Task goal>
Which lines have the string "marker"? Copy all of them from the entries below.

═════ Records for the exercise

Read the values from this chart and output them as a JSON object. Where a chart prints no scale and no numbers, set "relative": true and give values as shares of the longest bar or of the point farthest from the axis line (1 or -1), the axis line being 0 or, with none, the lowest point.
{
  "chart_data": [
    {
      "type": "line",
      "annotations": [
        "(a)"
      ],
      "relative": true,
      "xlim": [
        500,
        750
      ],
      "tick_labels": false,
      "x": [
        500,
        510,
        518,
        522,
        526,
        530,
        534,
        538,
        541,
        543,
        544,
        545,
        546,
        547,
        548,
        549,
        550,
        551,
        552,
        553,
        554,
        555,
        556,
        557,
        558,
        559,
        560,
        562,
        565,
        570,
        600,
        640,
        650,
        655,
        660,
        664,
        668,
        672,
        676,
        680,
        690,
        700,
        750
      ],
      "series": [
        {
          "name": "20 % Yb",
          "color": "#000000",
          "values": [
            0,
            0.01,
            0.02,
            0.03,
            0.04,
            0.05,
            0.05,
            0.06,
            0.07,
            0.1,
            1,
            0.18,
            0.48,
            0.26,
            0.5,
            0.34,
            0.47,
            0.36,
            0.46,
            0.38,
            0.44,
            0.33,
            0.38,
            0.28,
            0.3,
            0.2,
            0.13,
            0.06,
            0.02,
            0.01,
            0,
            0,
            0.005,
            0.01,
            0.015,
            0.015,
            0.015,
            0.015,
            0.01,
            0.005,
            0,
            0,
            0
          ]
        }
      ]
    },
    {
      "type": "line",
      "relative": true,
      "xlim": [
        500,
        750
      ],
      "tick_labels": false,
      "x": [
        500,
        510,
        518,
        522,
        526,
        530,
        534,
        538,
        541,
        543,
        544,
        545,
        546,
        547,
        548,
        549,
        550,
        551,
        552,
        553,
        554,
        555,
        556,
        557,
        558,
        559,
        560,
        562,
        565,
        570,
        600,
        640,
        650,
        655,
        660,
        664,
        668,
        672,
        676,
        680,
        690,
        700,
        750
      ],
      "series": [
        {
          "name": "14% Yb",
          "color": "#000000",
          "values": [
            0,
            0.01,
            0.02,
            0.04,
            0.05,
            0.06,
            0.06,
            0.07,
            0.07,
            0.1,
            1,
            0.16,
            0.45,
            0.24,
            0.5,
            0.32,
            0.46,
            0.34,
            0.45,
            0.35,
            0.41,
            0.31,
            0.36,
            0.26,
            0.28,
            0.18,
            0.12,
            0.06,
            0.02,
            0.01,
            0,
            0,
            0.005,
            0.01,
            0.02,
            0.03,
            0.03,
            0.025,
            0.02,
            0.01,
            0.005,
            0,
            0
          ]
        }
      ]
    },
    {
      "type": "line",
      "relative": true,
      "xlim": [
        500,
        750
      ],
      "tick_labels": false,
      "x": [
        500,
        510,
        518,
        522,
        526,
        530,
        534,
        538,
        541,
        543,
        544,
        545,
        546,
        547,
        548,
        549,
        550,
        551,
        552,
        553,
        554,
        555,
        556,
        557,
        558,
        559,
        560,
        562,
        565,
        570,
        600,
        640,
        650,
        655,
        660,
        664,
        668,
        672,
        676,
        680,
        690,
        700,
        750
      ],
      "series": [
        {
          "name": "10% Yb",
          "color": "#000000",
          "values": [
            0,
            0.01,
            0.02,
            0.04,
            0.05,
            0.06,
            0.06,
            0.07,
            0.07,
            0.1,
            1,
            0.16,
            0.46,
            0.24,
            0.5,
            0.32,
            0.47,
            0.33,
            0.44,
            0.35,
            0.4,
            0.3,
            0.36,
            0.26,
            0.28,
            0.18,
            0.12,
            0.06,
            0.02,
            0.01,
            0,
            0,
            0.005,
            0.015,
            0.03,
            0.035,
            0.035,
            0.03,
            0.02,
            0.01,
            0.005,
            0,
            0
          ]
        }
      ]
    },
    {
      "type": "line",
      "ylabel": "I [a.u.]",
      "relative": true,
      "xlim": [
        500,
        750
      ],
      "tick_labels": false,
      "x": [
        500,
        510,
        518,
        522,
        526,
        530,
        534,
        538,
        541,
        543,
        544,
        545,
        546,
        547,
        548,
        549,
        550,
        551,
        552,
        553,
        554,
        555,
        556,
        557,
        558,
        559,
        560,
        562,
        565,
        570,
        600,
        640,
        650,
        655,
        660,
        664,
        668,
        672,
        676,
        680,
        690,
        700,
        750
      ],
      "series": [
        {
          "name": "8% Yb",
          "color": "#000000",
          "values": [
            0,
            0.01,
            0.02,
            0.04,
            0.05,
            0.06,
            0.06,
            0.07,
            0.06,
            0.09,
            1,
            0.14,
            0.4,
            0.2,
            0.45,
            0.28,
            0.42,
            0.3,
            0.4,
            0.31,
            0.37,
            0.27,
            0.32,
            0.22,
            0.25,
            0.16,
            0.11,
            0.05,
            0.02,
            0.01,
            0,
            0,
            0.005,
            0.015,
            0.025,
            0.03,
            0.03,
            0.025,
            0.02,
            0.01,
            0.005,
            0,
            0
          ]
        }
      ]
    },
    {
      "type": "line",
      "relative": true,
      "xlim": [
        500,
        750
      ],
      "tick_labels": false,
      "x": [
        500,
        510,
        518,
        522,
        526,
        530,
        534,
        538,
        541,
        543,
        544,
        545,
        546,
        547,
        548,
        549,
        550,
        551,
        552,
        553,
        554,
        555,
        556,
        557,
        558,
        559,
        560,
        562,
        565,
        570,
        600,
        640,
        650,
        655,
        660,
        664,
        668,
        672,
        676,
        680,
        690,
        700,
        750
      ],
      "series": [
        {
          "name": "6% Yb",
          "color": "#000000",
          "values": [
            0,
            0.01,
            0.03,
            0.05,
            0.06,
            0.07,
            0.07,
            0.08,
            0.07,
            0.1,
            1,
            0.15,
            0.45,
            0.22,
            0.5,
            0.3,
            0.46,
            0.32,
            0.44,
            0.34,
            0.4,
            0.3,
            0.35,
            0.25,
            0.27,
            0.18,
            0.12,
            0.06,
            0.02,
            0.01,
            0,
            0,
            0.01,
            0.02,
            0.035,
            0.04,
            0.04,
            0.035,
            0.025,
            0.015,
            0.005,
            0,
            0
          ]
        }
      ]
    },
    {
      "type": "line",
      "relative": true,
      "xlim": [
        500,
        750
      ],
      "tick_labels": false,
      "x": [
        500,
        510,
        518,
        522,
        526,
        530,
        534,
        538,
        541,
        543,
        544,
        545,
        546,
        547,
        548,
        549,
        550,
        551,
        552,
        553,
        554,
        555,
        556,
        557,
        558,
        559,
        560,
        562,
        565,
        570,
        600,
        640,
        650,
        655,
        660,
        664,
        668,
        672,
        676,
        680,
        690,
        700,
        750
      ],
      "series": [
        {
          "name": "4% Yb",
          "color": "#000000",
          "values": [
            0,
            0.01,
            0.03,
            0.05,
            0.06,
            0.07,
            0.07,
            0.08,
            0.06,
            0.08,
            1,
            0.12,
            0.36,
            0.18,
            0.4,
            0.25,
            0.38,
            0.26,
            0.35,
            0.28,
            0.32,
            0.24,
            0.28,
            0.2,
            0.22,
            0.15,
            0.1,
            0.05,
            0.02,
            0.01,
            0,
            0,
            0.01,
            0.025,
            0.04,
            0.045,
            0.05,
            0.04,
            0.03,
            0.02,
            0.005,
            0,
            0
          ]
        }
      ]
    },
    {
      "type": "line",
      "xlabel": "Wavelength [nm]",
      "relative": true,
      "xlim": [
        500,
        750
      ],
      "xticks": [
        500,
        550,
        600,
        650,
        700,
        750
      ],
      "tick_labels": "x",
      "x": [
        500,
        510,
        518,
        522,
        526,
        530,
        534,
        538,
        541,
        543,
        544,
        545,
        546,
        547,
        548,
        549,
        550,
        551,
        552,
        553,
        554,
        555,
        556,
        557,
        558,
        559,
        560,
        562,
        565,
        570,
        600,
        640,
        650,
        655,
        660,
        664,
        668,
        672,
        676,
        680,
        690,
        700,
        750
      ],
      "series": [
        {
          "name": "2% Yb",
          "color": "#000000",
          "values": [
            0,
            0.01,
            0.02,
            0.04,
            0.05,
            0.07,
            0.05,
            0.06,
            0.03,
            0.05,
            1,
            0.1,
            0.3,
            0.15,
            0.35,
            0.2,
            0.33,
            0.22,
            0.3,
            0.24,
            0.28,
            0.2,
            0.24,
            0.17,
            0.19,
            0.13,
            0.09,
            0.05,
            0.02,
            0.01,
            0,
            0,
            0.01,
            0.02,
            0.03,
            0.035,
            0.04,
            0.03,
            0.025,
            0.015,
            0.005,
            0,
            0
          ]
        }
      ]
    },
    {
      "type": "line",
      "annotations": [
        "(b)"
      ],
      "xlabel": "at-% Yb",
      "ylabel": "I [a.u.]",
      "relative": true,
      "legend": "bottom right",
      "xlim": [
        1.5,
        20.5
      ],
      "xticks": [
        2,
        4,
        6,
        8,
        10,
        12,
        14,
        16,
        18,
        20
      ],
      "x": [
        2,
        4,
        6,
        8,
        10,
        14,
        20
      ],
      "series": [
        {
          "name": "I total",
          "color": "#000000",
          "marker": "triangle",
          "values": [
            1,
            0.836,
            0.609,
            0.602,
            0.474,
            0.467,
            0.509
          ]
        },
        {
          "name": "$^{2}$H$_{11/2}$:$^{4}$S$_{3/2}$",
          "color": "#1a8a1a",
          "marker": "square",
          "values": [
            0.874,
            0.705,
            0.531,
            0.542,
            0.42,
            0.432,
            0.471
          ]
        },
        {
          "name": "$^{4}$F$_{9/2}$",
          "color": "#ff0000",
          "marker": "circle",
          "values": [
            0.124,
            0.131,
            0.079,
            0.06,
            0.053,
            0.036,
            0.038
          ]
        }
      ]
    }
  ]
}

══════════

Final result>
          "marker": "triangle",
          "marker": "square",
          "marker": "circle",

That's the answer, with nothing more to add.